• _Records for the task_
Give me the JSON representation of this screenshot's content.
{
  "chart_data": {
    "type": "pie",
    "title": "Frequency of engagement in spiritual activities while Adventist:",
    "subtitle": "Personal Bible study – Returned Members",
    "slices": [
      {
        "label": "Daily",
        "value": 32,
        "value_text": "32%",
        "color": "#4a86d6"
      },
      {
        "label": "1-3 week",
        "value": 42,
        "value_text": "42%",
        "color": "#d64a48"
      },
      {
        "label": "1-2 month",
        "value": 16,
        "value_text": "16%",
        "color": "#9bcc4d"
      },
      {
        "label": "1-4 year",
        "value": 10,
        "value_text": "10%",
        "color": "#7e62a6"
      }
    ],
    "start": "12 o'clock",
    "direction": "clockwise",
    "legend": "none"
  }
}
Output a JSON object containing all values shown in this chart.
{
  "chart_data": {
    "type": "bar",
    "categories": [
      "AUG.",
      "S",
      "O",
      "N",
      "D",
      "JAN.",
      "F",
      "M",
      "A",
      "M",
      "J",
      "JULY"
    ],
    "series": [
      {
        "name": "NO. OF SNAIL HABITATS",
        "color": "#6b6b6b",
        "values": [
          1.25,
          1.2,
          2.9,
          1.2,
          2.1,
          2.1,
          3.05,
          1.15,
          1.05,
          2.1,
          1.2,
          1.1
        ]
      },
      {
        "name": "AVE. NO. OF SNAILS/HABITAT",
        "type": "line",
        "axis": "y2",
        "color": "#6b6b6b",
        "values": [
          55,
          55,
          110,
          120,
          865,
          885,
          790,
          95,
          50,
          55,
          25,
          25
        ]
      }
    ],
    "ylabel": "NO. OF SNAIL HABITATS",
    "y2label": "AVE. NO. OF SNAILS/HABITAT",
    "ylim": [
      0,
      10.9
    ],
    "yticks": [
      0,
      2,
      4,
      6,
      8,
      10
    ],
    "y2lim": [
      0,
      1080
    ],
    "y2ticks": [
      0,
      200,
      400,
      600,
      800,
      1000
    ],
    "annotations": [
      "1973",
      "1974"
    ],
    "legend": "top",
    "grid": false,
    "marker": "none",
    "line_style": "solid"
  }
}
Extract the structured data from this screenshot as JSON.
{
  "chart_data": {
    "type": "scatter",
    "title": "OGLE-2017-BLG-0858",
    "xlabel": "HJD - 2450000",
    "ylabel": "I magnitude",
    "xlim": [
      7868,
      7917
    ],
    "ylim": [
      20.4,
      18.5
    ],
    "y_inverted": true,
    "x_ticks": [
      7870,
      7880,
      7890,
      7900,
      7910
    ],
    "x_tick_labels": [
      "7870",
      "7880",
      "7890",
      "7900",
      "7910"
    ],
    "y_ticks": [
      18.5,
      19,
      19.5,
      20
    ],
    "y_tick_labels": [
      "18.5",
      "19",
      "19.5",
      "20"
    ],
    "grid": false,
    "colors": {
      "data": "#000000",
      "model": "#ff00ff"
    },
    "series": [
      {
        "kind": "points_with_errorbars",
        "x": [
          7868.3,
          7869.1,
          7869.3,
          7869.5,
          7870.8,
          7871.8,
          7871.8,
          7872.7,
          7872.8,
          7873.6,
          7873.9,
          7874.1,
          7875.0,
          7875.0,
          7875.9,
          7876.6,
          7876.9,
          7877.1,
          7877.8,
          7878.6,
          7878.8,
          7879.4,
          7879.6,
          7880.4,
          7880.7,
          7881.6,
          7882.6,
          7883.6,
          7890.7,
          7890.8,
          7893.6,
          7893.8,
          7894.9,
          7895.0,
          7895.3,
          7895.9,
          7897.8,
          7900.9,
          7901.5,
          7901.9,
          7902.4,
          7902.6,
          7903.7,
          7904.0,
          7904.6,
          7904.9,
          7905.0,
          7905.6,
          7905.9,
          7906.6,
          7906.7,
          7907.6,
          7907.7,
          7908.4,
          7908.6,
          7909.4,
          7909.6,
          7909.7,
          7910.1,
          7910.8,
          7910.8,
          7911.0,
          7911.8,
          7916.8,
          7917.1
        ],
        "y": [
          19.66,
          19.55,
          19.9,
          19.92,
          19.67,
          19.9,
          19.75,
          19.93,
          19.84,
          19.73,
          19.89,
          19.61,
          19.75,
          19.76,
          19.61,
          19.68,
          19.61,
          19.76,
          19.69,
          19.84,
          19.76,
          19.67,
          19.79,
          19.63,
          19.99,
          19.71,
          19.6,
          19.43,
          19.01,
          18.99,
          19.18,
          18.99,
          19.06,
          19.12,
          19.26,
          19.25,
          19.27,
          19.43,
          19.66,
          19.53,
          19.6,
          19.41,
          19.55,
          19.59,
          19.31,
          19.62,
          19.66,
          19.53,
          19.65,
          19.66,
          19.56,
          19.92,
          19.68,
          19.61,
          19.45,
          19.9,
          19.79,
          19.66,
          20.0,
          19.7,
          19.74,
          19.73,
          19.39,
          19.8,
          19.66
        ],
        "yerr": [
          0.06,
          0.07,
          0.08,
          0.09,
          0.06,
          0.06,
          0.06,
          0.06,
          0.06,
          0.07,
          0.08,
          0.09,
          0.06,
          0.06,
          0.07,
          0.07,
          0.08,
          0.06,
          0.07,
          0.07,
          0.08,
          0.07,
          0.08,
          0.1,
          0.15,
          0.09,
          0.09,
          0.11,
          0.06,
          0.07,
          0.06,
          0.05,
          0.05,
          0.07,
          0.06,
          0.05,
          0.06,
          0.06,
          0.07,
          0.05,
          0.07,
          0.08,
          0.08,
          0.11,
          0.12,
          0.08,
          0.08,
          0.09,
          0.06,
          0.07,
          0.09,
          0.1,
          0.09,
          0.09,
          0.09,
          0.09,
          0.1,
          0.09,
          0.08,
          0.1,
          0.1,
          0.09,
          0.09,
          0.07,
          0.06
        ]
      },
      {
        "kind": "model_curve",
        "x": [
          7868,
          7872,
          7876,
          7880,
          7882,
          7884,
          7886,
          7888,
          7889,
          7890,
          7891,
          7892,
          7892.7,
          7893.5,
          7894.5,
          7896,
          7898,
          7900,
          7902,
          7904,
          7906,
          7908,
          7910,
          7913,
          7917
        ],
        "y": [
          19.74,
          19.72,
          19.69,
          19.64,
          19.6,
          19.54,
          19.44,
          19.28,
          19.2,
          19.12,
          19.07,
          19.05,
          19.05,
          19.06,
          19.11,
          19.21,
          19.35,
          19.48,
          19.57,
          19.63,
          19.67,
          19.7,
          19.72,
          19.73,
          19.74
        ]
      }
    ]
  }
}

• _Exercise brief_
Restate all of the entries above precisely.

• _Response_
Give me the JSON representation of this screenshot's content.
{
  "chart_data": {
    "type": "pie",
    "title": "Frequency of engagement in spiritual activities while Adventist:",
    "subtitle": "Personal Bible study – Returned Members",
    "slices": [
      {
        "label": "Daily",
        "value": 32,
        "value_text": "32%",
        "color": "#4a86d6"
      },
      {
        "label": "1-3 week",
        "value": 42,
        "value_text": "42%",
        "color": "#d64a48"
      },
      {
        "label": "1-2 month",
        "value": 16,
        "value_text": "16%",
        "color": "#9bcc4d"
      },
      {
        "label": "1-4 year",
        "value": 10,
        "value_text": "10%",
        "color": "#7e62a6"
      }
    ],
    "start": "12 o'clock",
    "direction": "clockwise",
    "legend": "none"
  }
}
Output a JSON object containing all values shown in this chart.
{
  "chart_data": {
    "type": "bar",
    "categories": [
      "AUG.",
      "S",
      "O",
      "N",
      "D",
      "JAN.",
      "F",
      "M",
      "A",
      "M",
      "J",
      "JULY"
    ],
    "series": [
      {
        "name": "NO. OF SNAIL HABITATS",
        "color": "#6b6b6b",
        "values": [
          1.25,
          1.2,
          2.9,
          1.2,
          2.1,
          2.1,
          3.05,
          1.15,
          1.05,
          2.1,
          1.2,
          1.1
        ]
      },
      {
        "name": "AVE. NO. OF SNAILS/HABITAT",
        "type": "line",
        "axis": "y2",
        "color": "#6b6b6b",
        "values": [
          55,
          55,
          110,
          120,
          865,
          885,
          790,
          95,
          50,
          55,
          25,
          25
        ]
      }
    ],
    "ylabel": "NO. OF SNAIL HABITATS",
    "y2label": "AVE. NO. OF SNAILS/HABITAT",
    "ylim": [
      0,
      10.9
    ],
    "yticks": [
      0,
      2,
      4,
      6,
      8,
      10
    ],
    "y2lim": [
      0,
      1080
    ],
    "y2ticks": [
      0,
      200,
      400,
      600,
      800,
      1000
    ],
    "annotations": [
      "1973",
      "1974"
    ],
    "legend": "top",
    "grid": false,
    "marker": "none",
    "line_style": "solid"
  }
}
Extract the structured data from this screenshot as JSON.
{
  "chart_data": {
    "type": "scatter",
    "title": "OGLE-2017-BLG-0858",
    "xlabel": "HJD - 2450000",
    "ylabel": "I magnitude",
    "xlim": [
      7868,
      7917
    ],
    "ylim": [
      20.4,
      18.5
    ],
    "y_inverted": true,
    "x_ticks": [
      7870,
      7880,
      7890,
      7900,
      7910
    ],
    "x_tick_labels": [
      "7870",
      "7880",
      "7890",
      "7900",
      "7910"
    ],
    "y_ticks": [
      18.5,
      19,
      19.5,
      20
    ],
    "y_tick_labels": [
      "18.5",
      "19",
      "19.5",
      "20"
    ],
    "grid": false,
    "colors": {
      "data": "#000000",
      "model": "#ff00ff"
    },
    "series": [
      {
        "kind": "points_with_errorbars",
        "x": [
          7868.3,
          7869.1,
          7869.3,
          7869.5,
          7870.8,
          7871.8,
          7871.8,
          7872.7,
          7872.8,
          7873.6,
          7873.9,
          7874.1,
          7875.0,
          7875.0,
          7875.9,
          7876.6,
          7876.9,
          7877.1,
          7877.8,
          7878.6,
          7878.8,
          7879.4,
          7879.6,
          7880.4,
          7880.7,
          7881.6,
          7882.6,
          7883.6,
          7890.7,
          7890.8,
          7893.6,
          7893.8,
          7894.9,
          7895.0,
          7895.3,
          7895.9,
          7897.8,
          7900.9,
          7901.5,
          7901.9,
          7902.4,
          7902.6,
          7903.7,
          7904.0,
          7904.6,
          7904.9,
          7905.0,
          7905.6,
          7905.9,
          7906.6,
          7906.7,
          7907.6,
          7907.7,
          7908.4,
          7908.6,
          7909.4,
          7909.6,
          7909.7,
          7910.1,
          7910.8,
          7910.8,
          7911.0,
          7911.8,
          7916.8,
          7917.1
        ],
        "y": [
          19.66,
          19.55,
          19.9,
          19.92,
          19.67,
          19.9,
          19.75,
          19.93,
          19.84,
          19.73,
          19.89,
          19.61,
          19.75,
          19.76,
          19.61,
          19.68,
          19.61,
          19.76,
          19.69,
          19.84,
          19.76,
          19.67,
          19.79,
          19.63,
          19.99,
          19.71,
          19.6,
          19.43,
          19.01,
          18.99,
          19.18,
          18.99,
          19.06,
          19.12,
          19.26,
          19.25,
          19.27,
          19.43,
          19.66,
          19.53,
          19.6,
          19.41,
          19.55,
          19.59,
          19.31,
          19.62,
          19.66,
          19.53,
          19.65,
          19.66,
          19.56,
          19.92,
          19.68,
          19.61,
          19.45,
          19.9,
          19.79,
          19.66,
          20.0,
          19.7,
          19.74,
          19.73,
          19.39,
          19.8,
          19.66
        ],
        "yerr": [
          0.06,
          0.07,
          0.08,
          0.09,
          0.06,
          0.06,
          0.06,
          0.06,
          0.06,
          0.07,
          0.08,
          0.09,
          0.06,
          0.06,
          0.07,
          0.07,
          0.08,
          0.06,
          0.07,
          0.07,
          0.08,
          0.07,
          0.08,
          0.1,
          0.15,
          0.09,
          0.09,
          0.11,
          0.06,
          0.07,
          0.06,
          0.05,
          0.05,
          0.07,
          0.06,
          0.05,
          0.06,
          0.06,
          0.07,
          0.05,
          0.07,
          0.08,
          0.08,
          0.11,
          0.12,
          0.08,
          0.08,
          0.09,
          0.06,
          0.07,
          0.09,
          0.1,
          0.09,
          0.09,
          0.09,
          0.09,
          0.1,
          0.09,
          0.08,
          0.1,
          0.1,
          0.09,
          0.09,
          0.07,
          0.06
        ]
      },
      {
        "kind": "model_curve",
        "x": [
          7868,
          7872,
          7876,
          7880,
          7882,
          7884,
          7886,
          7888,
          7889,
          7890,
          7891,
          7892,
          7892.7,
          7893.5,
          7894.5,
          7896,
          7898,
          7900,
          7902,
          7904,
          7906,
          7908,
          7910,
          7913,
          7917
        ],
        "y": [
          19.74,
          19.72,
          19.69,
          19.64,
          19.6,
          19.54,
          19.44,
          19.28,
          19.2,
          19.12,
          19.07,
          19.05,
          19.05,
          19.06,
          19.11,
          19.21,
          19.35,
          19.48,
          19.57,
          19.63,
          19.67,
          19.7,
          19.72,
          19.73,
          19.74
        ]
      }
    ]
  }
}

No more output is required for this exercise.